Instructions for the task:
Report how many lines include the word "fıkrasında", and nothing besides that number.

Given data:
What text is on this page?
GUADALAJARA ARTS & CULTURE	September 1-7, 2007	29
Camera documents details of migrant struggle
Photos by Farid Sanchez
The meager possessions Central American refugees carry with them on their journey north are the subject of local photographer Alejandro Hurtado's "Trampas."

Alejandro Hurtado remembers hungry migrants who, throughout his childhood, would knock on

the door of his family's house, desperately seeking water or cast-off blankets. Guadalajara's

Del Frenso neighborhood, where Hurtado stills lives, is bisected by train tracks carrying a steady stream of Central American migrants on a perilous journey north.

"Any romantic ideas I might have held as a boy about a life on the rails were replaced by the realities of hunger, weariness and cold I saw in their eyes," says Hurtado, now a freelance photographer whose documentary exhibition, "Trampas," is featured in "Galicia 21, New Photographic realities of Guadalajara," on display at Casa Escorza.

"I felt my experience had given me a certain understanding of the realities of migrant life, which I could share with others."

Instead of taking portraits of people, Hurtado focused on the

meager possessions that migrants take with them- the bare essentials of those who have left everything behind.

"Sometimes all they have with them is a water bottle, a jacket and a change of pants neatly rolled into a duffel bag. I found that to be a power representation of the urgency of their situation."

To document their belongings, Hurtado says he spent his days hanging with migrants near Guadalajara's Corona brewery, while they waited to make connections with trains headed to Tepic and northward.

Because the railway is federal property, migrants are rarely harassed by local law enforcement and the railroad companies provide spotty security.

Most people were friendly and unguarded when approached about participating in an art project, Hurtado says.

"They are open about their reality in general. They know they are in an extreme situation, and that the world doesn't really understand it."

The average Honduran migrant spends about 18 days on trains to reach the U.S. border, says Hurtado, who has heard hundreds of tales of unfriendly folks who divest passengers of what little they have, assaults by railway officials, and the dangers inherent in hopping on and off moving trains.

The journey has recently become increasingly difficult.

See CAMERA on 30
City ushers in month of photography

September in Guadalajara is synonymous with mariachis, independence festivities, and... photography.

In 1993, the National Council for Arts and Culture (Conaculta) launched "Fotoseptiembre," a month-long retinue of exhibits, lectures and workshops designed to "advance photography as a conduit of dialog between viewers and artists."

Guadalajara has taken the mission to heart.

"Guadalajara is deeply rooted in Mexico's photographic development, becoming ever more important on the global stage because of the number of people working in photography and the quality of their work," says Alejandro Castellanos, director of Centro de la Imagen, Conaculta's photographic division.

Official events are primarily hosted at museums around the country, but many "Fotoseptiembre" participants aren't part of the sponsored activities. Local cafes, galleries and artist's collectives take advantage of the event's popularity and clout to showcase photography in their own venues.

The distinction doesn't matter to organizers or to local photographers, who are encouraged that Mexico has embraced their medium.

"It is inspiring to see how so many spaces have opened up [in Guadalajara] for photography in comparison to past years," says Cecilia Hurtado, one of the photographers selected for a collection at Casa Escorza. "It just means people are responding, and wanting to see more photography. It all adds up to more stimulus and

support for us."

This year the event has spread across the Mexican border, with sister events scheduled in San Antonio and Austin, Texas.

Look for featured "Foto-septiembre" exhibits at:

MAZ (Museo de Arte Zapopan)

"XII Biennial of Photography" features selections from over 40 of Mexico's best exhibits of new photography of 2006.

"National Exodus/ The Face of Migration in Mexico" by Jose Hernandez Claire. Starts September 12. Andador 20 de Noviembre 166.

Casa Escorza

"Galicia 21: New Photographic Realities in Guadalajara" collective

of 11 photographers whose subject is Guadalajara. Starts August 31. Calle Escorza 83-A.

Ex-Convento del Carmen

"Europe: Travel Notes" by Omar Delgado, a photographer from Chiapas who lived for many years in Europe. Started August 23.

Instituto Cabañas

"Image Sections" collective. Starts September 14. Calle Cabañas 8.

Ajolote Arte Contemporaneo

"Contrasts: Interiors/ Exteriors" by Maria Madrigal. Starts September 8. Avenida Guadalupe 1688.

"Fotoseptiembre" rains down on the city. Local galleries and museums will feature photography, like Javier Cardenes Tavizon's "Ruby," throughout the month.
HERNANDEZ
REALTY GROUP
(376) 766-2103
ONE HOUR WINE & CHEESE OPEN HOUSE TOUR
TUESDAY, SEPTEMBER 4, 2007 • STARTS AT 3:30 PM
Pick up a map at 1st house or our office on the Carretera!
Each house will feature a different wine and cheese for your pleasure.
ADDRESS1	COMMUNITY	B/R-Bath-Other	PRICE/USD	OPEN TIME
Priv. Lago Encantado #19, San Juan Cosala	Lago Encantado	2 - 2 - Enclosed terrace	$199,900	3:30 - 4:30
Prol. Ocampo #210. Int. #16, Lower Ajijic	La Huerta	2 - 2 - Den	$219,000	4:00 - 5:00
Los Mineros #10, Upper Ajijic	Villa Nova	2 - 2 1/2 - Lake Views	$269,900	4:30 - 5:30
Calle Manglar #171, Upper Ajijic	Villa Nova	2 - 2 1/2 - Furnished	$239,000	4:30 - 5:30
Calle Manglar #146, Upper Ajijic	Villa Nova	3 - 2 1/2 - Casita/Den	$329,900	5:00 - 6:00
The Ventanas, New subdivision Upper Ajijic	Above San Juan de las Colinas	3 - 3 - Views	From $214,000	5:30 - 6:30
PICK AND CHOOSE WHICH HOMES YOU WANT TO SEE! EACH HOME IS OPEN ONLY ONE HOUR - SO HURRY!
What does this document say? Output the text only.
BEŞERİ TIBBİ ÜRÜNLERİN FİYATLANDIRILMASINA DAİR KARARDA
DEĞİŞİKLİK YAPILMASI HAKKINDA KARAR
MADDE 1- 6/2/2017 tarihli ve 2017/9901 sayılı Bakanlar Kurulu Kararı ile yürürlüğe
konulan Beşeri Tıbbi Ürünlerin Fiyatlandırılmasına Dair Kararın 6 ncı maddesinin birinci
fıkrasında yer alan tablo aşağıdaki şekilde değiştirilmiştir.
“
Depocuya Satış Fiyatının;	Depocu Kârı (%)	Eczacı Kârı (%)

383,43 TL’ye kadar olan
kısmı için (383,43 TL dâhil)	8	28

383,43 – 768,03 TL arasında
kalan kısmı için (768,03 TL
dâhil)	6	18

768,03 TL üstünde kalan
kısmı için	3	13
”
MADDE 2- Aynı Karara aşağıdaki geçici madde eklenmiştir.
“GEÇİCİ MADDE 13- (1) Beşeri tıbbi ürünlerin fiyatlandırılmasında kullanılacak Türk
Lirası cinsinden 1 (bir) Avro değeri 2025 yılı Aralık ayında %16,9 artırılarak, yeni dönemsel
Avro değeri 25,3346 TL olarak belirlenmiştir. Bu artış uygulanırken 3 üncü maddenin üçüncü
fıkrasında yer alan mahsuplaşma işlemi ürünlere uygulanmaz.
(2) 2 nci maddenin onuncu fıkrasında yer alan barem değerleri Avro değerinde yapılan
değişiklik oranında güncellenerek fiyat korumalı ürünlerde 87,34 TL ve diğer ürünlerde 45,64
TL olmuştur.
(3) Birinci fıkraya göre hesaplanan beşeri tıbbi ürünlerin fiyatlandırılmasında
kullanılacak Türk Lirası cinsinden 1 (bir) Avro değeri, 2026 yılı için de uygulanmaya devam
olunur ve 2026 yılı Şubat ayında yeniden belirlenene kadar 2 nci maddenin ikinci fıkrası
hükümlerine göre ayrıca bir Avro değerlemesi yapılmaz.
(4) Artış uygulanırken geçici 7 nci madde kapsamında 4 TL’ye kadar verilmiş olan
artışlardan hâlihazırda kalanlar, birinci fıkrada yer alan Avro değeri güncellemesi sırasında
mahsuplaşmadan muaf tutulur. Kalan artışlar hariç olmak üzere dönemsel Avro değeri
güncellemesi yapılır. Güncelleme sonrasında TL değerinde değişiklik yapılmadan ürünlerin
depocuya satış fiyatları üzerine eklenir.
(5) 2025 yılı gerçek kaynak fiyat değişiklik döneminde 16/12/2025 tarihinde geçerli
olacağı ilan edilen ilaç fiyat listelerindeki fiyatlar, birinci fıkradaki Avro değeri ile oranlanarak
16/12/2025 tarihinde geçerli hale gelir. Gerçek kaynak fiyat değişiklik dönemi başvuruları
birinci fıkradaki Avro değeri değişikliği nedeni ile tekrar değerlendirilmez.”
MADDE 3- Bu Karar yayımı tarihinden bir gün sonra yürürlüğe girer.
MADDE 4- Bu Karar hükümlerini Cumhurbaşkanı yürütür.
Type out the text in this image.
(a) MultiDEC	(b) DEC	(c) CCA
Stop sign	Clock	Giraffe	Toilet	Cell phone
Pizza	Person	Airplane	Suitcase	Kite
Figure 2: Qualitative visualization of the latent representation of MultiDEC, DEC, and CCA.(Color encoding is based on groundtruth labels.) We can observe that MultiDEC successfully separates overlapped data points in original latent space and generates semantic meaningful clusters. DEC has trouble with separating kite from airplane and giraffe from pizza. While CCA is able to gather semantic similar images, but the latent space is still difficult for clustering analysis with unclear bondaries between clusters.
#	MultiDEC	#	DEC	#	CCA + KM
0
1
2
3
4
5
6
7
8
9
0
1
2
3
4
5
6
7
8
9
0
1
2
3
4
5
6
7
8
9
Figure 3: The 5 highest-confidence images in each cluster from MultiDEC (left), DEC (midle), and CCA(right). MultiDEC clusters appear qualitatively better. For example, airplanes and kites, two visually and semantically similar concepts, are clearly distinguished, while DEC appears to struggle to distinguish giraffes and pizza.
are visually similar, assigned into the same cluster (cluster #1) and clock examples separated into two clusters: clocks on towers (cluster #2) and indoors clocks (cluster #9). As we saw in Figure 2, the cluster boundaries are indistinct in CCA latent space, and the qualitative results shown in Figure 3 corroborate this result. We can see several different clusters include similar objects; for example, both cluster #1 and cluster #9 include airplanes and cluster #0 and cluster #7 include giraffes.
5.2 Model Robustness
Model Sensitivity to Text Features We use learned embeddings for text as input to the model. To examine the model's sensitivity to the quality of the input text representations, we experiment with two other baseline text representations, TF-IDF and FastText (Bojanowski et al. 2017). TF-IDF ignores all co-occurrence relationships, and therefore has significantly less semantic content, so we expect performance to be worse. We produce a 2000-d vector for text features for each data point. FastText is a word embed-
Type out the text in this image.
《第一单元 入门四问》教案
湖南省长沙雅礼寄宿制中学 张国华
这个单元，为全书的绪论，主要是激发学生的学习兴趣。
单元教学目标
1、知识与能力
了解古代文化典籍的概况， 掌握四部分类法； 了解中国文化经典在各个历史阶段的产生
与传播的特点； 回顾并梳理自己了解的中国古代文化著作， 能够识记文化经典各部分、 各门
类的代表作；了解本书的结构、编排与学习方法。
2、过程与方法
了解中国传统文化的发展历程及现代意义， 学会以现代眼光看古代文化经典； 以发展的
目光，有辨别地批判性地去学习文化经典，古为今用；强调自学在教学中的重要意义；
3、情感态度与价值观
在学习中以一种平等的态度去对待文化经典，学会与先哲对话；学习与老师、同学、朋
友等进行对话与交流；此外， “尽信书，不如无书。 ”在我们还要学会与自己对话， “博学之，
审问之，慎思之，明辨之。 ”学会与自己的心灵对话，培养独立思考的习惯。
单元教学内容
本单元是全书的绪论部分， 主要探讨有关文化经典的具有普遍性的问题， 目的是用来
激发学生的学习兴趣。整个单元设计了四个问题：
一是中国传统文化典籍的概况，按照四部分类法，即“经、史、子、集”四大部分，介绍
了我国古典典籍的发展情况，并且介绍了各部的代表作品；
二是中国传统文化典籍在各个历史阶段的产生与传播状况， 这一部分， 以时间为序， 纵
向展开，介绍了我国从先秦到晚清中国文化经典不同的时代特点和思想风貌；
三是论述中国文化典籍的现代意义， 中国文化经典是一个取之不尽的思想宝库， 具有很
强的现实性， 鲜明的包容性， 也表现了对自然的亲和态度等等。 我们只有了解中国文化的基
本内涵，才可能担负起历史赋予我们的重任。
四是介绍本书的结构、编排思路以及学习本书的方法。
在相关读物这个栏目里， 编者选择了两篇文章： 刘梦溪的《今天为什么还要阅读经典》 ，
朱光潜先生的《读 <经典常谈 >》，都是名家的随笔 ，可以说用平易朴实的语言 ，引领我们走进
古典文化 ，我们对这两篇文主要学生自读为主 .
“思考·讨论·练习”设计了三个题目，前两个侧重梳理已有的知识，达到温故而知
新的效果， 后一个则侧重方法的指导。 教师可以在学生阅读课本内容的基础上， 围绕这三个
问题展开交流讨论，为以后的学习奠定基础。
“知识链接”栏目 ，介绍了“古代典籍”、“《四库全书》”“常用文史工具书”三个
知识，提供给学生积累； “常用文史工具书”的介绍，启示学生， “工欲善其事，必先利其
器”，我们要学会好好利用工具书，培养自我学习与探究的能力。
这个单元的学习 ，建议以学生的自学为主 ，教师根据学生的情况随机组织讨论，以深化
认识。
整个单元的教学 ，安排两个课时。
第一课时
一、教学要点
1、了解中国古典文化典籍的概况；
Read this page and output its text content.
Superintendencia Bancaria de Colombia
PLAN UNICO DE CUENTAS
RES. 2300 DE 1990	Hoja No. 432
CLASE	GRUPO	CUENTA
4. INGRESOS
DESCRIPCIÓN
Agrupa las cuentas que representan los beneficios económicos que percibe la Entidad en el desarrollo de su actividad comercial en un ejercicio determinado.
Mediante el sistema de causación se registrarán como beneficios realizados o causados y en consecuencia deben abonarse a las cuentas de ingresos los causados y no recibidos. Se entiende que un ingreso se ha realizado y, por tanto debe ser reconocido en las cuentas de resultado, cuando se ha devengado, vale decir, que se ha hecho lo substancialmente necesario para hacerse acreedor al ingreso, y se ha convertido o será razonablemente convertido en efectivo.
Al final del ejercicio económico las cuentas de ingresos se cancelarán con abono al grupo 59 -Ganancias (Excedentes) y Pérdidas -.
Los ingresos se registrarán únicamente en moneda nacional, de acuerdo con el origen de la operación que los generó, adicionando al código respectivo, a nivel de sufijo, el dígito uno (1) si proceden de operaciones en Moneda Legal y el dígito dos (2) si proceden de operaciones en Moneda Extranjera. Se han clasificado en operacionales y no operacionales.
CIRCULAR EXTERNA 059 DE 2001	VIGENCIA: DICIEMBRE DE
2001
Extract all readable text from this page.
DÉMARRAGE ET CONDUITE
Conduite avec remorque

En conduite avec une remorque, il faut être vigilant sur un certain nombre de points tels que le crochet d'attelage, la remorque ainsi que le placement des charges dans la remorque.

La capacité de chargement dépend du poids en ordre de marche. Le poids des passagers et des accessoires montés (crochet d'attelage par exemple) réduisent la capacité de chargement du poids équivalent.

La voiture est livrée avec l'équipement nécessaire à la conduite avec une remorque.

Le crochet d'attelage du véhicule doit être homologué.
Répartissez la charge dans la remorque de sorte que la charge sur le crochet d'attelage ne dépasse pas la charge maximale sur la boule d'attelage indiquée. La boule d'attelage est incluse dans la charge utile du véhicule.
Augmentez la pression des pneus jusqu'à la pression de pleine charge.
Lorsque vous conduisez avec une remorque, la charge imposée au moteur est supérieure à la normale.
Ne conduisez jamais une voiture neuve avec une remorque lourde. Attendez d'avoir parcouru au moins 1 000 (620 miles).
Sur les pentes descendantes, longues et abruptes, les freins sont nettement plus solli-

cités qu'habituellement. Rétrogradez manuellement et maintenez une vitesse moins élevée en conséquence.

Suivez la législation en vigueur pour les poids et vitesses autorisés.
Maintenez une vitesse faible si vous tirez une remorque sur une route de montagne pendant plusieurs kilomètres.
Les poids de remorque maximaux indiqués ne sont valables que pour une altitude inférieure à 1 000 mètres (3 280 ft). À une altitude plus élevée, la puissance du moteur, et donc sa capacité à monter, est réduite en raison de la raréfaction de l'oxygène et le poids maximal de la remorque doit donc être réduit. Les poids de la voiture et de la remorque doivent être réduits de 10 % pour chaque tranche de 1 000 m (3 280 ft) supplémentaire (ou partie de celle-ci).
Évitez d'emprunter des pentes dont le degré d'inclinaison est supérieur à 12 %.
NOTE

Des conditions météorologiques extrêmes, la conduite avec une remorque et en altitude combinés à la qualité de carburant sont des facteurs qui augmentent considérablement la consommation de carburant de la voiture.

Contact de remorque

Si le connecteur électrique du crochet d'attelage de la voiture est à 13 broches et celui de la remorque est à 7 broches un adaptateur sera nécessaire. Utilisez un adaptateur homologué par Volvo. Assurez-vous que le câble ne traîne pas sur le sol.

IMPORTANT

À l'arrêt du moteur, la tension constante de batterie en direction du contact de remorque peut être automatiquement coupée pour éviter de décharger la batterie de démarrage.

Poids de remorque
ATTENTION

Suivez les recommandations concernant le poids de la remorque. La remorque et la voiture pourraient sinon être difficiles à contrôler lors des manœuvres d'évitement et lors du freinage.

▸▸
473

Result for this exercise:
3